***** RAW RECORDS *****

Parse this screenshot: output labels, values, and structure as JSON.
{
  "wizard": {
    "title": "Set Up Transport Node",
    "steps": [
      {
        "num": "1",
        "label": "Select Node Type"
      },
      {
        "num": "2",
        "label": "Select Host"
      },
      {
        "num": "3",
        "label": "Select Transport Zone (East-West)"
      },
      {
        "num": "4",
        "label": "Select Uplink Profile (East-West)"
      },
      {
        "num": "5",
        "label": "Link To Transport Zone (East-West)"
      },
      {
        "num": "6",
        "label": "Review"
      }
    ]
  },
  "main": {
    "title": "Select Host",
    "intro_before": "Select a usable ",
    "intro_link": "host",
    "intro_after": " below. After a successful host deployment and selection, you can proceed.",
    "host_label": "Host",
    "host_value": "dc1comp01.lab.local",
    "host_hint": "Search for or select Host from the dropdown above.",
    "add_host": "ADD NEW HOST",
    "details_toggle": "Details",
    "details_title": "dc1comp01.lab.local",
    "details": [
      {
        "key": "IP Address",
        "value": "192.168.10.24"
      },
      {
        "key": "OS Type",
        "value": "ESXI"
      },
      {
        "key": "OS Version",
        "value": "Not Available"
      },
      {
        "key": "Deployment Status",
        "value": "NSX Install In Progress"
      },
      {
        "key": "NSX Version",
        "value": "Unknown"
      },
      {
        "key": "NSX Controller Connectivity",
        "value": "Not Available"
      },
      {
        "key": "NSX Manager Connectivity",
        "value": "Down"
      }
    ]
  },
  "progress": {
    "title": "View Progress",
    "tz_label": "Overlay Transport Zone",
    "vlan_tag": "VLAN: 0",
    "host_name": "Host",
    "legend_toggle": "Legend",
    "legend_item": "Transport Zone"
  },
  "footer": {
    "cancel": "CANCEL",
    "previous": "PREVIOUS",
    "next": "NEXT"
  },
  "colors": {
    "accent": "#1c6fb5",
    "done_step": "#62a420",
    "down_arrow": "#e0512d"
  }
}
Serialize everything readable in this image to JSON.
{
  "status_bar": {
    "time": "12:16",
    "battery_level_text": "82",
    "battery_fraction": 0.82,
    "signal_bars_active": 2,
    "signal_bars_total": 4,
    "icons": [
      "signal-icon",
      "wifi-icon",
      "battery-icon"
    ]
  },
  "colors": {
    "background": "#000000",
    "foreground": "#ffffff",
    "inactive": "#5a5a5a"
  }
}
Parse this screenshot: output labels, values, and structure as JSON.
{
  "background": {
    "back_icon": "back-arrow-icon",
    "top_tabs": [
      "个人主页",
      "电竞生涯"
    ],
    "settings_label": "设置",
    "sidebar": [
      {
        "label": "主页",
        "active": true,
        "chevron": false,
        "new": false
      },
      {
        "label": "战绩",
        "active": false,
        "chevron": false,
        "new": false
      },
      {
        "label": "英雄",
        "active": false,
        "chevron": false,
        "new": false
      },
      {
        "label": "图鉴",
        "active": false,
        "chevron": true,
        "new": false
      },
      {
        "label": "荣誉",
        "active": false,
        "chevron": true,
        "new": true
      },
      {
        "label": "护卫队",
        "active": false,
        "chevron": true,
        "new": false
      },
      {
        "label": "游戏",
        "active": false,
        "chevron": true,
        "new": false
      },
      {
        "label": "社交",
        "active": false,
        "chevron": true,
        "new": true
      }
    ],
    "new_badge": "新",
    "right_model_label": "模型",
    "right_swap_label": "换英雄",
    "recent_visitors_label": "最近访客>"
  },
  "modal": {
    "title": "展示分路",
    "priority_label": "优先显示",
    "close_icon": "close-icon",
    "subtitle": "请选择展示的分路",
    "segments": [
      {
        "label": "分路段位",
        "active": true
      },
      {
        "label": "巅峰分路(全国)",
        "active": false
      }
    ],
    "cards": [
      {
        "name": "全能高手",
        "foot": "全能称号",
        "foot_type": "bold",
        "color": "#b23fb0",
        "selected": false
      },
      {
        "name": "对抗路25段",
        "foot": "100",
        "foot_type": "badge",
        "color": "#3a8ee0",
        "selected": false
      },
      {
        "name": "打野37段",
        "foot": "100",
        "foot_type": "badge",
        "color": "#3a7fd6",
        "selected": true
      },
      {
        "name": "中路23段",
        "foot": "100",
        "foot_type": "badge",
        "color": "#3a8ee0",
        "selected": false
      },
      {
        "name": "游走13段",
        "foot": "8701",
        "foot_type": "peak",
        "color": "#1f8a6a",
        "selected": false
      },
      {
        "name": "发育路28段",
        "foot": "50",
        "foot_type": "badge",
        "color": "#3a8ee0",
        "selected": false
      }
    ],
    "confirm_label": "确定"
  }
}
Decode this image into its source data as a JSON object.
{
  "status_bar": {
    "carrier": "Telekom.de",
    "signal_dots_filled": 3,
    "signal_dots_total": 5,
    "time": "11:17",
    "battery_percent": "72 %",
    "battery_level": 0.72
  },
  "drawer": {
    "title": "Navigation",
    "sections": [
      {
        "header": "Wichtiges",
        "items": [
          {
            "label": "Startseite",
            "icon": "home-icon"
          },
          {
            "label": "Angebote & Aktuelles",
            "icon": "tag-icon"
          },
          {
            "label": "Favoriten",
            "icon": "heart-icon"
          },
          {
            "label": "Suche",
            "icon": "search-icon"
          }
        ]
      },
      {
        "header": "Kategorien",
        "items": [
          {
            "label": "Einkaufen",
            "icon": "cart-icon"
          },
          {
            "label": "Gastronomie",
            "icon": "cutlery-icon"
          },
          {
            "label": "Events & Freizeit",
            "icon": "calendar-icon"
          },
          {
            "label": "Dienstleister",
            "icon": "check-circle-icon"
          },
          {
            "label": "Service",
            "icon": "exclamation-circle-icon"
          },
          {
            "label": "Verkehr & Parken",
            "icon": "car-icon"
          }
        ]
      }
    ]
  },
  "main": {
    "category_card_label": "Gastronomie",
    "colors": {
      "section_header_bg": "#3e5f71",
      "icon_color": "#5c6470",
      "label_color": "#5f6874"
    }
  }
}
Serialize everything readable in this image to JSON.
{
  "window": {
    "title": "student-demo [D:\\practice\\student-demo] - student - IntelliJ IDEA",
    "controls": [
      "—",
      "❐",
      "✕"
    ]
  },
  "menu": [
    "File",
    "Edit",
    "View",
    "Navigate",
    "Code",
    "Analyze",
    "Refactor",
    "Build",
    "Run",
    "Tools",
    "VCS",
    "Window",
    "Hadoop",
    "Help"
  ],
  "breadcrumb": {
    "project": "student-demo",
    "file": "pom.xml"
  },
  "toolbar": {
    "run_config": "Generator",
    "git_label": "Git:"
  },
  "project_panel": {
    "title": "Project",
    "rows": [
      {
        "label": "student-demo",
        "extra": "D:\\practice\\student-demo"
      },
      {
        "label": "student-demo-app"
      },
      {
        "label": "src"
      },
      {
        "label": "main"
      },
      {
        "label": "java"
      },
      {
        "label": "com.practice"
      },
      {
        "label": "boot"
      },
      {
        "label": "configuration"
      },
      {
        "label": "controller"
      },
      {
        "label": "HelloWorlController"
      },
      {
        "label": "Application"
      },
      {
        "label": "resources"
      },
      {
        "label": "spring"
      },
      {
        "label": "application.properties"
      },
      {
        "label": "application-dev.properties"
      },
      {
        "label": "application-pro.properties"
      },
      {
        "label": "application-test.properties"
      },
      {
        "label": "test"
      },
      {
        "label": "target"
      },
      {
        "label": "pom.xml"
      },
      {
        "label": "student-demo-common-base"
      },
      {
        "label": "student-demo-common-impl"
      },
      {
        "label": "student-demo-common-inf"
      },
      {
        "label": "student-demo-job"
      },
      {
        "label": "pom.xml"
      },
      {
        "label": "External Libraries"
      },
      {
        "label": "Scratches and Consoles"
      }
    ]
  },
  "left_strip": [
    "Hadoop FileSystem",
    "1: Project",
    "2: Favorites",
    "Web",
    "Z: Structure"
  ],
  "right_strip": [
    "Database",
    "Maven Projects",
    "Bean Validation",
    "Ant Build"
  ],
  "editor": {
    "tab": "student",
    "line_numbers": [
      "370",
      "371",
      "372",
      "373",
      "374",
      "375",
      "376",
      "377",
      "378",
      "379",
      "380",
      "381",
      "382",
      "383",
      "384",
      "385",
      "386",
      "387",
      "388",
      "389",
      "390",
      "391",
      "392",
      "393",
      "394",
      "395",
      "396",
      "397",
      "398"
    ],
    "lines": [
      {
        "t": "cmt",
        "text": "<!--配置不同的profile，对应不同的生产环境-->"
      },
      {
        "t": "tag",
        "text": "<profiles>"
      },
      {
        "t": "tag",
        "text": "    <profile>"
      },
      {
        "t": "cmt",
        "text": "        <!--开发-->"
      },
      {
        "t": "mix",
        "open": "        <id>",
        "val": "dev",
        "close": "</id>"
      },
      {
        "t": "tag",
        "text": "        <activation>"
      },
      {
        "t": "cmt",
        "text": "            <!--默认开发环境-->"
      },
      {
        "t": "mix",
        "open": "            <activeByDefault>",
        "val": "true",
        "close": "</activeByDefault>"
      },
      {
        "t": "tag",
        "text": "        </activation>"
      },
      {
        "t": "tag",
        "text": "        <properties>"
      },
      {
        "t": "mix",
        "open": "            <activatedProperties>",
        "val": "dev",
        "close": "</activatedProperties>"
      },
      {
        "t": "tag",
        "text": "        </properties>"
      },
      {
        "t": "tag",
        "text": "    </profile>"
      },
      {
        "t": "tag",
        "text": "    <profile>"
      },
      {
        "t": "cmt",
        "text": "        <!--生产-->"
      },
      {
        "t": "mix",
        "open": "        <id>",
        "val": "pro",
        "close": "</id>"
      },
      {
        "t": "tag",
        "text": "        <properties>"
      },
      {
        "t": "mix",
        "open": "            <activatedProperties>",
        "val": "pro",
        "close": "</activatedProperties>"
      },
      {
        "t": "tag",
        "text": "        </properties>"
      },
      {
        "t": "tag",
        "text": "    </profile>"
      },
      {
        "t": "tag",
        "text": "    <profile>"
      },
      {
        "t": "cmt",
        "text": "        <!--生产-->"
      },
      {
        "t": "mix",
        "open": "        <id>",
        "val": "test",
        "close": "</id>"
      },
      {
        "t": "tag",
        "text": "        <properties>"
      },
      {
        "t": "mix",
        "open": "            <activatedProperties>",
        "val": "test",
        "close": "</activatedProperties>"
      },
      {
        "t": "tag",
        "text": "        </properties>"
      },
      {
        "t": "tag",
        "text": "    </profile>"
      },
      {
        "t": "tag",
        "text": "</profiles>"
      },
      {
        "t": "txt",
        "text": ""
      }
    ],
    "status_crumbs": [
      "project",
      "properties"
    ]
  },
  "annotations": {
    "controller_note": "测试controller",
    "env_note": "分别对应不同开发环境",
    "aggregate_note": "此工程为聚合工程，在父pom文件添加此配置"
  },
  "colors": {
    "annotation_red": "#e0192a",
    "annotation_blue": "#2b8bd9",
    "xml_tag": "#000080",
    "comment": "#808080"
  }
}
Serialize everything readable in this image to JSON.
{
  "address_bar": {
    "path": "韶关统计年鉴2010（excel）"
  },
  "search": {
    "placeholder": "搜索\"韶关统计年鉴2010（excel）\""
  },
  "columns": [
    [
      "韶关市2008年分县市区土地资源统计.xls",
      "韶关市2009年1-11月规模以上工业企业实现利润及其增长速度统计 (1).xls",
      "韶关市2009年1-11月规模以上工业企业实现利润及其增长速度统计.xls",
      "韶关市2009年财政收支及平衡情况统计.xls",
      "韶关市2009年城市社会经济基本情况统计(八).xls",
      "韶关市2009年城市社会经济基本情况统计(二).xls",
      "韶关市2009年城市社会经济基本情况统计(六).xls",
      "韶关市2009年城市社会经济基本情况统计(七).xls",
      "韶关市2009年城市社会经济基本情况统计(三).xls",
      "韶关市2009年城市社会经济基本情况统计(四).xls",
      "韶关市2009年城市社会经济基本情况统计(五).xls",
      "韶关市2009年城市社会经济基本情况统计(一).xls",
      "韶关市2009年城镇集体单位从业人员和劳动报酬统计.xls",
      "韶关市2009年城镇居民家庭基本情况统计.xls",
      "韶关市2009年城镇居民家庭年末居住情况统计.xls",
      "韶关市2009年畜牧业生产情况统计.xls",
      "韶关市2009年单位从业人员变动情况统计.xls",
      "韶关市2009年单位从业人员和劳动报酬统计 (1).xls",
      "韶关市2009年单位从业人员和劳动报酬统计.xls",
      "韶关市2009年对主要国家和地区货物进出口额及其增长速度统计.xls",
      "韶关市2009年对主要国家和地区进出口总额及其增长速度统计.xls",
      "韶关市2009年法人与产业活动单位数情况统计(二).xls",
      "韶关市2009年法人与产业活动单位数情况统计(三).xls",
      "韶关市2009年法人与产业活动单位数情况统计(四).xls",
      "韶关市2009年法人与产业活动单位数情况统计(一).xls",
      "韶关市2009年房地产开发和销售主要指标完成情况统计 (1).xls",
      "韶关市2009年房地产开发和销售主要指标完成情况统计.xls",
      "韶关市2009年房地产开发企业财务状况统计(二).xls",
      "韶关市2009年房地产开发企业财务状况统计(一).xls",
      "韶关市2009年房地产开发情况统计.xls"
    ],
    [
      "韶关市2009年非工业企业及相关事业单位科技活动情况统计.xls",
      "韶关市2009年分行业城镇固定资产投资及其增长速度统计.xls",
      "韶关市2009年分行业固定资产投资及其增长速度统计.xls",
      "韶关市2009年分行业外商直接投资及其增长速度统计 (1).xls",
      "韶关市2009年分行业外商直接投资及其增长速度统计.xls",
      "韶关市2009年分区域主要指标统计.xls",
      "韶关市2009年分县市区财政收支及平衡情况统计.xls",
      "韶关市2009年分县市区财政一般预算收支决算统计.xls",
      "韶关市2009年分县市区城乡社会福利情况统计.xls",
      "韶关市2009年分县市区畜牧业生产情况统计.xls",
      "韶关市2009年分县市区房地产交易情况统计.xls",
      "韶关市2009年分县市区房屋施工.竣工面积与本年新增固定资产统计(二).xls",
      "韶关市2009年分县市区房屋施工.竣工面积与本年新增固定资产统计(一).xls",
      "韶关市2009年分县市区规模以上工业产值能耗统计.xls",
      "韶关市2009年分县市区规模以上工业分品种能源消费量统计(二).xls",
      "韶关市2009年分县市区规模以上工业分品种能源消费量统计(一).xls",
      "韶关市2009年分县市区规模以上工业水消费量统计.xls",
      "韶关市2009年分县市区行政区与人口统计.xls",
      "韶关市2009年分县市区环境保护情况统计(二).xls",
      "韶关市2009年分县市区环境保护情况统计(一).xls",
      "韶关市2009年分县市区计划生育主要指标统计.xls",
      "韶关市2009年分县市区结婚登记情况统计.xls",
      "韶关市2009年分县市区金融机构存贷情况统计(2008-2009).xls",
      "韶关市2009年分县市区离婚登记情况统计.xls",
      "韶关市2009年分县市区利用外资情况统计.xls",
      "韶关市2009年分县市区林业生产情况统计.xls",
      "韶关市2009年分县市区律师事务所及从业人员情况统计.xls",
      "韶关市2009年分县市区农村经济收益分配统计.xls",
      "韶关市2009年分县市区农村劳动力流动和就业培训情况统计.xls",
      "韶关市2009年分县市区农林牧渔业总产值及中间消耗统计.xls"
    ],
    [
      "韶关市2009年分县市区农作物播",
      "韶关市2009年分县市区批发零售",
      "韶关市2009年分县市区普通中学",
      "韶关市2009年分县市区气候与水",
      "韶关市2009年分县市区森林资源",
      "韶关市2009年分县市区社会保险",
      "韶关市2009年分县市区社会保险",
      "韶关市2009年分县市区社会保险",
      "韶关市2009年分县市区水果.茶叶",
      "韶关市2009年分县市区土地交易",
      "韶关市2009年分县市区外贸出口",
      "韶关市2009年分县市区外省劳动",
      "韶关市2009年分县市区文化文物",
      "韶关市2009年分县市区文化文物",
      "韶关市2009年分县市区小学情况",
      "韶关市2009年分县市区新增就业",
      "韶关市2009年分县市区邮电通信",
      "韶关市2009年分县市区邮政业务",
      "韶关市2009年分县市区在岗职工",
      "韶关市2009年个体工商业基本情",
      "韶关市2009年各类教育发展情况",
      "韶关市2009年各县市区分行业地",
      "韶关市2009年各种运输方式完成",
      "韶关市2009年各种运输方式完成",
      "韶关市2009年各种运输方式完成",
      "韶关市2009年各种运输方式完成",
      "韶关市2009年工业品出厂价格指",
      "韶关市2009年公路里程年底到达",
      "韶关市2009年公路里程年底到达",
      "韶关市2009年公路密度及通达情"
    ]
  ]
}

*****

_INSTRUCTIONS FOR THE TASK_
From the records above, pick out and copy each line holding the word "local".

_TASK OUTPUT_
    "host_value": "dc1comp01.lab.local",
    "details_title": "dc1comp01.lab.local",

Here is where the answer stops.